■ **STORED DATA**
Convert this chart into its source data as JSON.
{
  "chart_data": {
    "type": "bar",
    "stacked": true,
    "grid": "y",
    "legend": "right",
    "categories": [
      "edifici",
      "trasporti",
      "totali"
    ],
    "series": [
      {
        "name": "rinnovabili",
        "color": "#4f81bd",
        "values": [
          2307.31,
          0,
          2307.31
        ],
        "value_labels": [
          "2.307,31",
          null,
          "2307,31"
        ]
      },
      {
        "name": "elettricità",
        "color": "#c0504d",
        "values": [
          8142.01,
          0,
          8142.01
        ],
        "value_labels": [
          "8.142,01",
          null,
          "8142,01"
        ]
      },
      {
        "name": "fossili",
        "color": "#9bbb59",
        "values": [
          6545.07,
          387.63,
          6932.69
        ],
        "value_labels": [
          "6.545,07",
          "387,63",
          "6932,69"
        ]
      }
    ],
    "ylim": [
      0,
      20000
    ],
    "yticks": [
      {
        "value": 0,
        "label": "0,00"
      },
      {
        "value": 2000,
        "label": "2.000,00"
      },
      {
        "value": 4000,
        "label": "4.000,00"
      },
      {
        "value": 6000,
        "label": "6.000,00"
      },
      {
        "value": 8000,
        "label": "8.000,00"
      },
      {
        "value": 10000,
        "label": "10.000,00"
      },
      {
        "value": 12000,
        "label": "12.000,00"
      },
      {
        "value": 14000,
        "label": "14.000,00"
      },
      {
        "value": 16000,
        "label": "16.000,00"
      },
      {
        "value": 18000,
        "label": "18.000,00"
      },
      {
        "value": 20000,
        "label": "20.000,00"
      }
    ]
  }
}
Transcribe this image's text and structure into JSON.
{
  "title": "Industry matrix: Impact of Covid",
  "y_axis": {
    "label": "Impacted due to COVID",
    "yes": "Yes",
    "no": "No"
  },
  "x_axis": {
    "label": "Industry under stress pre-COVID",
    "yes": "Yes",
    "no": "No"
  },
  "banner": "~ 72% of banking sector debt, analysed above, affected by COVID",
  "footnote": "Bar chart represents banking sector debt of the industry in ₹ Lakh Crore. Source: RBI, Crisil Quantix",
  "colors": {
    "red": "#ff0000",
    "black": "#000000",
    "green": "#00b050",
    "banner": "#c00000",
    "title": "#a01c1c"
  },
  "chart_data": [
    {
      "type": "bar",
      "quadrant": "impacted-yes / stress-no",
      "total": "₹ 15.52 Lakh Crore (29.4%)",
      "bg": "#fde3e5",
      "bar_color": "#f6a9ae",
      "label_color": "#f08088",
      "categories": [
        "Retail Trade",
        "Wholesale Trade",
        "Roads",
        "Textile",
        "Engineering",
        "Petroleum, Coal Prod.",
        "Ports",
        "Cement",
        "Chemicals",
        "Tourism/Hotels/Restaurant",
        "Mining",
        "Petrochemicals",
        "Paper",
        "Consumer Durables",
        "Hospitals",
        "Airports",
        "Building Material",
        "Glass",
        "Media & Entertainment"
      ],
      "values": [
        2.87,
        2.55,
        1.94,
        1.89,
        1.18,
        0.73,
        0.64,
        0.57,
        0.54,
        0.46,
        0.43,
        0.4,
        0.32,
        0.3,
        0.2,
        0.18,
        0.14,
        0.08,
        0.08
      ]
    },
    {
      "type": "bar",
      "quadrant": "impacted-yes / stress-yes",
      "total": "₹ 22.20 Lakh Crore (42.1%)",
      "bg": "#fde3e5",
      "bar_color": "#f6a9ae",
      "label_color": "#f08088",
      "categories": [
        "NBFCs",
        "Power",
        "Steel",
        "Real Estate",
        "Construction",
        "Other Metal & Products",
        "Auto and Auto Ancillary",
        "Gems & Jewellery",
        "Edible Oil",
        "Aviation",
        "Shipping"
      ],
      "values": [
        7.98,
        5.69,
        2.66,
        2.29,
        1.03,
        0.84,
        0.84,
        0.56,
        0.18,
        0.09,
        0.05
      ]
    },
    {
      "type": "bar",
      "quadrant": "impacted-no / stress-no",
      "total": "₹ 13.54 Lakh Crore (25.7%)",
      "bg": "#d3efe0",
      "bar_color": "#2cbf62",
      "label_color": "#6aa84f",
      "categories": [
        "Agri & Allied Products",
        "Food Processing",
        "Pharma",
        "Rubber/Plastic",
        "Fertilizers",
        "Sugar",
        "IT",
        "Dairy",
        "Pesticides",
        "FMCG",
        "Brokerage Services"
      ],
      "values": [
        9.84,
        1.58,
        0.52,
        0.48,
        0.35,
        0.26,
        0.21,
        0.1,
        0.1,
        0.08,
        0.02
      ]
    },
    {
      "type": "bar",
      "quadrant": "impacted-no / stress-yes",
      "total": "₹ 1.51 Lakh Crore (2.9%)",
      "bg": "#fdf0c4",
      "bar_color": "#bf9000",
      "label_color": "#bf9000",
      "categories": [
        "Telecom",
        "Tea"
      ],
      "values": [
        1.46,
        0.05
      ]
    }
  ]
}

■ **WORK INSTRUCTIONS**
Exactly reproduce every line found in the records.

■ **COMPLETED TASK**
Convert this chart into its source data as JSON.
{
  "chart_data": {
    "type": "bar",
    "stacked": true,
    "grid": "y",
    "legend": "right",
    "categories": [
      "edifici",
      "trasporti",
      "totali"
    ],
    "series": [
      {
        "name": "rinnovabili",
        "color": "#4f81bd",
        "values": [
          2307.31,
          0,
          2307.31
        ],
        "value_labels": [
          "2.307,31",
          null,
          "2307,31"
        ]
      },
      {
        "name": "elettricità",
        "color": "#c0504d",
        "values": [
          8142.01,
          0,
          8142.01
        ],
        "value_labels": [
          "8.142,01",
          null,
          "8142,01"
        ]
      },
      {
        "name": "fossili",
        "color": "#9bbb59",
        "values": [
          6545.07,
          387.63,
          6932.69
        ],
        "value_labels": [
          "6.545,07",
          "387,63",
          "6932,69"
        ]
      }
    ],
    "ylim": [
      0,
      20000
    ],
    "yticks": [
      {
        "value": 0,
        "label": "0,00"
      },
      {
        "value": 2000,
        "label": "2.000,00"
      },
      {
        "value": 4000,
        "label": "4.000,00"
      },
      {
        "value": 6000,
        "label": "6.000,00"
      },
      {
        "value": 8000,
        "label": "8.000,00"
      },
      {
        "value": 10000,
        "label": "10.000,00"
      },
      {
        "value": 12000,
        "label": "12.000,00"
      },
      {
        "value": 14000,
        "label": "14.000,00"
      },
      {
        "value": 16000,
        "label": "16.000,00"
      },
      {
        "value": 18000,
        "label": "18.000,00"
      },
      {
        "value": 20000,
        "label": "20.000,00"
      }
    ]
  }
}
Transcribe this image's text and structure into JSON.
{
  "title": "Industry matrix: Impact of Covid",
  "y_axis": {
    "label": "Impacted due to COVID",
    "yes": "Yes",
    "no": "No"
  },
  "x_axis": {
    "label": "Industry under stress pre-COVID",
    "yes": "Yes",
    "no": "No"
  },
  "banner": "~ 72% of banking sector debt, analysed above, affected by COVID",
  "footnote": "Bar chart represents banking sector debt of the industry in ₹ Lakh Crore. Source: RBI, Crisil Quantix",
  "colors": {
    "red": "#ff0000",
    "black": "#000000",
    "green": "#00b050",
    "banner": "#c00000",
    "title": "#a01c1c"
  },
  "chart_data": [
    {
      "type": "bar",
      "quadrant": "impacted-yes / stress-no",
      "total": "₹ 15.52 Lakh Crore (29.4%)",
      "bg": "#fde3e5",
      "bar_color": "#f6a9ae",
      "label_color": "#f08088",
      "categories": [
        "Retail Trade",
        "Wholesale Trade",
        "Roads",
        "Textile",
        "Engineering",
        "Petroleum, Coal Prod.",
        "Ports",
        "Cement",
        "Chemicals",
        "Tourism/Hotels/Restaurant",
        "Mining",
        "Petrochemicals",
        "Paper",
        "Consumer Durables",
        "Hospitals",
        "Airports",
        "Building Material",
        "Glass",
        "Media & Entertainment"
      ],
      "values": [
        2.87,
        2.55,
        1.94,
        1.89,
        1.18,
        0.73,
        0.64,
        0.57,
        0.54,
        0.46,
        0.43,
        0.4,
        0.32,
        0.3,
        0.2,
        0.18,
        0.14,
        0.08,
        0.08
      ]
    },
    {
      "type": "bar",
      "quadrant": "impacted-yes / stress-yes",
      "total": "₹ 22.20 Lakh Crore (42.1%)",
      "bg": "#fde3e5",
      "bar_color": "#f6a9ae",
      "label_color": "#f08088",
      "categories": [
        "NBFCs",
        "Power",
        "Steel",
        "Real Estate",
        "Construction",
        "Other Metal & Products",
        "Auto and Auto Ancillary",
        "Gems & Jewellery",
        "Edible Oil",
        "Aviation",
        "Shipping"
      ],
      "values": [
        7.98,
        5.69,
        2.66,
        2.29,
        1.03,
        0.84,
        0.84,
        0.56,
        0.18,
        0.09,
        0.05
      ]
    },
    {
      "type": "bar",
      "quadrant": "impacted-no / stress-no",
      "total": "₹ 13.54 Lakh Crore (25.7%)",
      "bg": "#d3efe0",
      "bar_color": "#2cbf62",
      "label_color": "#6aa84f",
      "categories": [
        "Agri & Allied Products",
        "Food Processing",
        "Pharma",
        "Rubber/Plastic",
        "Fertilizers",
        "Sugar",
        "IT",
        "Dairy",
        "Pesticides",
        "FMCG",
        "Brokerage Services"
      ],
      "values": [
        9.84,
        1.58,
        0.52,
        0.48,
        0.35,
        0.26,
        0.21,
        0.1,
        0.1,
        0.08,
        0.02
      ]
    },
    {
      "type": "bar",
      "quadrant": "impacted-no / stress-yes",
      "total": "₹ 1.51 Lakh Crore (2.9%)",
      "bg": "#fdf0c4",
      "bar_color": "#bf9000",
      "label_color": "#bf9000",
      "categories": [
        "Telecom",
        "Tea"
      ],
      "values": [
        1.46,
        0.05
      ]
    }
  ]
}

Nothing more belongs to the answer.